*WHAT YOU ARE ASKED TO DO:* Determine the number of lines that contain the word "indicators", then state that number and nothing more.

*INPUT DATA:*
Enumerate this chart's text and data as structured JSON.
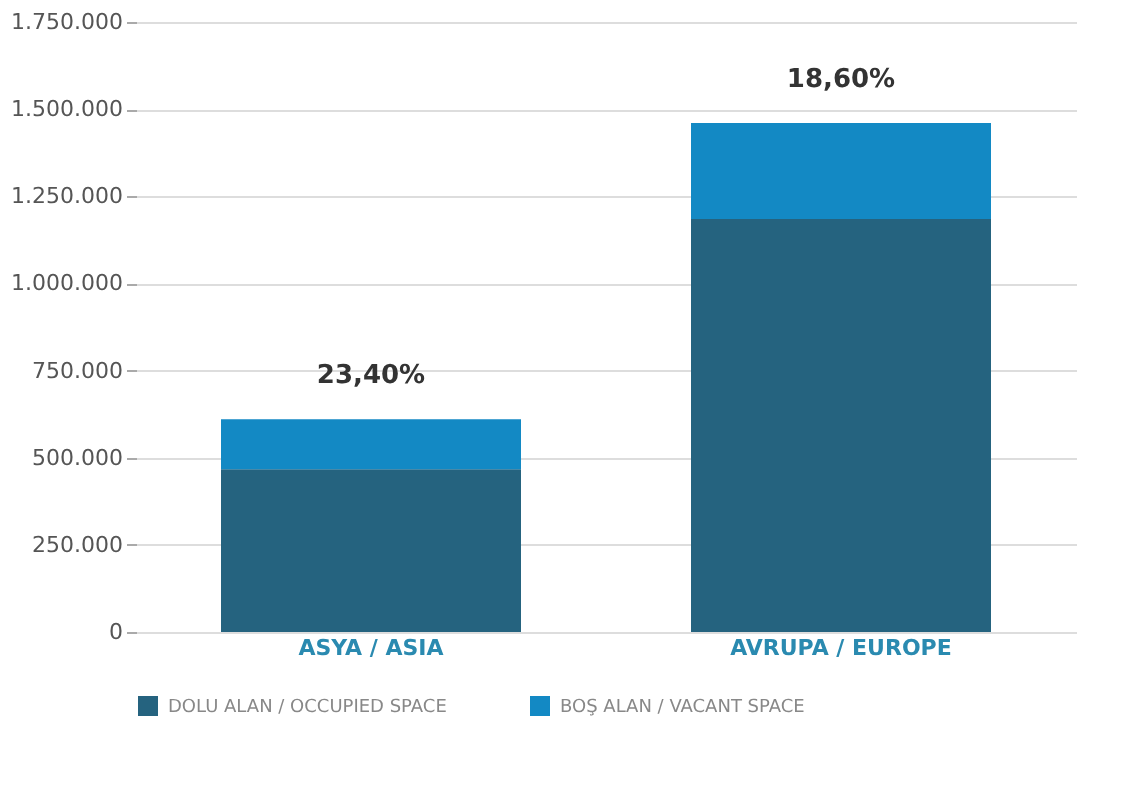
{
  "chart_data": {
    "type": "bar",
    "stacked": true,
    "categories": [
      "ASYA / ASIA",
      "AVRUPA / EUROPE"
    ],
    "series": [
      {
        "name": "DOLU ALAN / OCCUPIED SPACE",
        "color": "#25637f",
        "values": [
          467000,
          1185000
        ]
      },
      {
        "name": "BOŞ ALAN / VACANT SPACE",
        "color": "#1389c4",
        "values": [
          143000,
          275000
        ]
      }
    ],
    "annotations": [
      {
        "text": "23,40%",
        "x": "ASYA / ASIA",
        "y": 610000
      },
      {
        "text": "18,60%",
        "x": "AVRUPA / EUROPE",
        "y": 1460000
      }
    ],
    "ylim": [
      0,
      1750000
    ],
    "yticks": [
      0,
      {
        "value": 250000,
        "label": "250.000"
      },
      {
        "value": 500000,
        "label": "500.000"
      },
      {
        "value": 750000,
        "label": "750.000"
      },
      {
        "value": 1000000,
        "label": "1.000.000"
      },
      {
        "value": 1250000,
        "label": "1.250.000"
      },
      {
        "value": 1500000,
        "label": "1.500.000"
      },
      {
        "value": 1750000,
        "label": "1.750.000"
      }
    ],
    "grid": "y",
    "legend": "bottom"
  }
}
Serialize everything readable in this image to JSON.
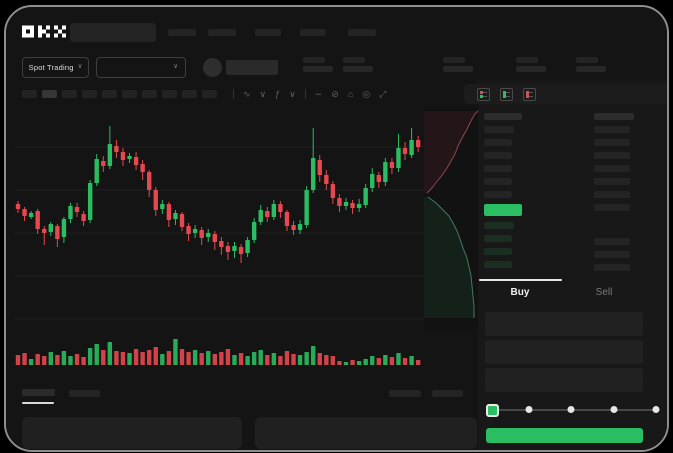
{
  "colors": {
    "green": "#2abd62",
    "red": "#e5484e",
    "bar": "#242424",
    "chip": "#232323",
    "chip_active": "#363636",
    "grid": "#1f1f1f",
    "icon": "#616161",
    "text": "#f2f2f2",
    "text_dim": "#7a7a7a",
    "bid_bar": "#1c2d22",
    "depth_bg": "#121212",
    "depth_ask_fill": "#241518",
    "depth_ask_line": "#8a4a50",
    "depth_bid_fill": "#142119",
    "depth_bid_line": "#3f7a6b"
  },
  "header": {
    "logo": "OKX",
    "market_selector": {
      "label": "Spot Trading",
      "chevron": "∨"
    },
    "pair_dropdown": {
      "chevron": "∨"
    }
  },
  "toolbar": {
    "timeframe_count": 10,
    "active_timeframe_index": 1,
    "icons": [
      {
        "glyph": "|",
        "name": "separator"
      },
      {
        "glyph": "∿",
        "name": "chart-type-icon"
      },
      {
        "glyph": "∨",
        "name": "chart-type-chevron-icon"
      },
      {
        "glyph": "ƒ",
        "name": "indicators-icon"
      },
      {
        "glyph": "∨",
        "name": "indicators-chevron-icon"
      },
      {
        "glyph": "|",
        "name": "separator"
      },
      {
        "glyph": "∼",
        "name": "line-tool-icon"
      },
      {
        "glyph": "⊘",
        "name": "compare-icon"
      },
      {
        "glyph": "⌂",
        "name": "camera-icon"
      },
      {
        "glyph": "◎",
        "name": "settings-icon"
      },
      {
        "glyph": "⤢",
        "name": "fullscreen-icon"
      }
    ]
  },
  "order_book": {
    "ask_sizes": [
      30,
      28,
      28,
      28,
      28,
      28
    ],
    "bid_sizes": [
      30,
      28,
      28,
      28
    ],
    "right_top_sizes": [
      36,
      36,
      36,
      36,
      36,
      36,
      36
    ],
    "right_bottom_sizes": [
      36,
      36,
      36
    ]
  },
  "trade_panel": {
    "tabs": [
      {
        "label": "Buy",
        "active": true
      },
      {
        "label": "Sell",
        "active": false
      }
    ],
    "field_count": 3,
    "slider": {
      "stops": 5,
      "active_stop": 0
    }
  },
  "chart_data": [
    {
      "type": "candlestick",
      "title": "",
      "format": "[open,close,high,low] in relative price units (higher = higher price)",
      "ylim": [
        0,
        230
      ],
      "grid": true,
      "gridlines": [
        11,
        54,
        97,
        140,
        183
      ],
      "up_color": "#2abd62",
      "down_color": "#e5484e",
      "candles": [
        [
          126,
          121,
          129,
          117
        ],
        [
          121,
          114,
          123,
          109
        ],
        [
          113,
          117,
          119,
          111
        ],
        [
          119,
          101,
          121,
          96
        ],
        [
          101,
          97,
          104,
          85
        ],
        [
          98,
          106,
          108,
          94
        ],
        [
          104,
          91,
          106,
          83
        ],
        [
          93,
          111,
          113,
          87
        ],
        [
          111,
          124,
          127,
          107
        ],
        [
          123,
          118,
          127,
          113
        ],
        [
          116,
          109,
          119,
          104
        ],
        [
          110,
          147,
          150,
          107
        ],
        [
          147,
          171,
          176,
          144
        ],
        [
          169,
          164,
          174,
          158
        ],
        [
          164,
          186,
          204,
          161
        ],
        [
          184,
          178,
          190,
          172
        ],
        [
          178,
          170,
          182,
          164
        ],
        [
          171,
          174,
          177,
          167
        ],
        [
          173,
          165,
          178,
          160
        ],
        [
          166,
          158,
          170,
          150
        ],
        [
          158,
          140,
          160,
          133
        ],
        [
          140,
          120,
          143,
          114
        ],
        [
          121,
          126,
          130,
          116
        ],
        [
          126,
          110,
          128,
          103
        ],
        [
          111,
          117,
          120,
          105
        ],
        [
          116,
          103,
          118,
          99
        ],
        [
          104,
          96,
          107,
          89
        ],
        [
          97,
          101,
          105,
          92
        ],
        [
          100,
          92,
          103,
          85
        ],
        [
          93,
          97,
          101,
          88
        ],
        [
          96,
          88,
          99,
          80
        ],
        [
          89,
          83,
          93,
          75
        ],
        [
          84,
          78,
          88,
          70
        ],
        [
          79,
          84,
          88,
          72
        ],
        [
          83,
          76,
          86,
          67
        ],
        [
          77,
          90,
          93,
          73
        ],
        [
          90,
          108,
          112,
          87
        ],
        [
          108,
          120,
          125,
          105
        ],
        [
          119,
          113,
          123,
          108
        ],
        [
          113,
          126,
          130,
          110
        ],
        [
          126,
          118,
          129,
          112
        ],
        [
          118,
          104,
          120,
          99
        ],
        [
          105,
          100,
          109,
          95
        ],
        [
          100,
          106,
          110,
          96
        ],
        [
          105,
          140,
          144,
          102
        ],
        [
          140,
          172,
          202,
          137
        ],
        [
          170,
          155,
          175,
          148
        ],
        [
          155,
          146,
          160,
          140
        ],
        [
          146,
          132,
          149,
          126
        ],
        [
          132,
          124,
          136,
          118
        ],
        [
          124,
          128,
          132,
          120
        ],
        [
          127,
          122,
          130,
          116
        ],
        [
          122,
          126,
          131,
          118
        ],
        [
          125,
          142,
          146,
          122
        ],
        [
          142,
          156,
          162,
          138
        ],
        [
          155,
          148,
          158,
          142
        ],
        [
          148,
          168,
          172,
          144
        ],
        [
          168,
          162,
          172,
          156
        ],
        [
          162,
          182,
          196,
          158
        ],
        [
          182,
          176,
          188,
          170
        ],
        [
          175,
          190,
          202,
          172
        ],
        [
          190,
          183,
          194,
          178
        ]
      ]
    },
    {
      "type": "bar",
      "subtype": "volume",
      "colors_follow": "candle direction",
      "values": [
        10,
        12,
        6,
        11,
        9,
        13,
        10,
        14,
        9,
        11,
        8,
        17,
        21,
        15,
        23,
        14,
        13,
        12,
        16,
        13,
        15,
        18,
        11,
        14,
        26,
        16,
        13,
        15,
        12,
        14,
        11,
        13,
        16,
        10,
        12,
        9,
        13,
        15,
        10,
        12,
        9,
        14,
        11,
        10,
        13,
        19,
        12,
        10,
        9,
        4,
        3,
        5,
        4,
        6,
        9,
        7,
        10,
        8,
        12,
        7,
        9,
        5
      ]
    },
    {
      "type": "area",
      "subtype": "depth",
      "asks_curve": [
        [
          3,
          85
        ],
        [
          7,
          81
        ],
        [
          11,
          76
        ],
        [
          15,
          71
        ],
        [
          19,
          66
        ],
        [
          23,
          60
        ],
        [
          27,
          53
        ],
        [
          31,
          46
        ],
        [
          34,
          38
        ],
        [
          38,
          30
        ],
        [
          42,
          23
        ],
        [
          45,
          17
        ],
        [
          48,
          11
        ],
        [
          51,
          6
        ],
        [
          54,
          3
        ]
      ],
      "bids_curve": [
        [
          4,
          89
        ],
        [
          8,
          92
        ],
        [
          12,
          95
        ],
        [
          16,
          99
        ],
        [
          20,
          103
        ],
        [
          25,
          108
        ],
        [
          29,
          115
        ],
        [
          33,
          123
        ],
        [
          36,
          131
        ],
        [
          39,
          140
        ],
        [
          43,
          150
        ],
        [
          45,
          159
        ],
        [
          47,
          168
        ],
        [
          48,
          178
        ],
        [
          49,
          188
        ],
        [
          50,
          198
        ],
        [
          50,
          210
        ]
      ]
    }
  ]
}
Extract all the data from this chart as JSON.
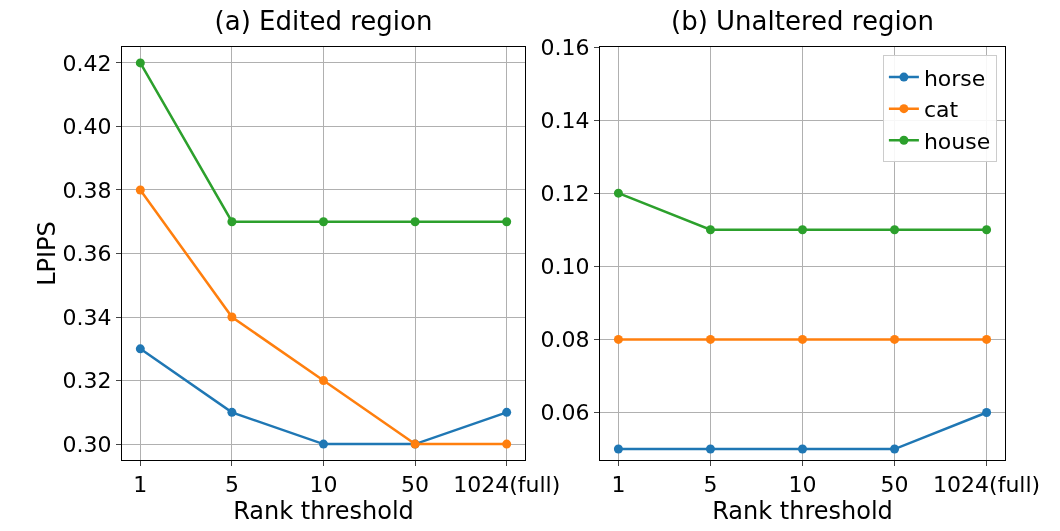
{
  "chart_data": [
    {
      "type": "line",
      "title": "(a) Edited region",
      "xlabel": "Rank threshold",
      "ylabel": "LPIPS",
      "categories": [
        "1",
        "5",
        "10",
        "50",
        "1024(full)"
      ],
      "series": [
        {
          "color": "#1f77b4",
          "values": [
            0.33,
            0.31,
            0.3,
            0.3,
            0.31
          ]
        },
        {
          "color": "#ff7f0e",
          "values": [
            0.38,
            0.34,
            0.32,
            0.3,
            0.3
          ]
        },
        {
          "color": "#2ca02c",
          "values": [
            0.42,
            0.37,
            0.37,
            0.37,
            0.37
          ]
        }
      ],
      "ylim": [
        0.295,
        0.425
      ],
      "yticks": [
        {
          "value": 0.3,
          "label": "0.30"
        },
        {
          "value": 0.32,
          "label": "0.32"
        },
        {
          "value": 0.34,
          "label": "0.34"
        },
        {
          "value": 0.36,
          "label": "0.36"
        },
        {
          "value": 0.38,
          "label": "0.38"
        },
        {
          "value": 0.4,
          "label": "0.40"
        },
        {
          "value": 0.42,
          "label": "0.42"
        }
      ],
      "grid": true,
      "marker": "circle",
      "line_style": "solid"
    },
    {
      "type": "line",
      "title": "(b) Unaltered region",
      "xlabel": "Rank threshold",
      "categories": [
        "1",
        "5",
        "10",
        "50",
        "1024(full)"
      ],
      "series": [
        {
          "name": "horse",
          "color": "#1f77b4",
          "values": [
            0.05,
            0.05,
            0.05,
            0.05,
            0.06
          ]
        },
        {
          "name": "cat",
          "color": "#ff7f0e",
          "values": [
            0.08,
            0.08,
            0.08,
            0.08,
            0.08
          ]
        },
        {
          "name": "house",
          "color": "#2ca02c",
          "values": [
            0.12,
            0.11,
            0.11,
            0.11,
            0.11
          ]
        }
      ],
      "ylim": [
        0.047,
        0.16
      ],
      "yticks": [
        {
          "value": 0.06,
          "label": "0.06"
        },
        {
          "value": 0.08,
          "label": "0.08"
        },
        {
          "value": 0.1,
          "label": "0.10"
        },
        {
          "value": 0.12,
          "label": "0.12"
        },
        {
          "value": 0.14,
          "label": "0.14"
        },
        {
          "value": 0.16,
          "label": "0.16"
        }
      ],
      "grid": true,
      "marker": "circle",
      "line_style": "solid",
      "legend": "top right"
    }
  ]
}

*OUTPUT FOR THIS EXERCISE:* 2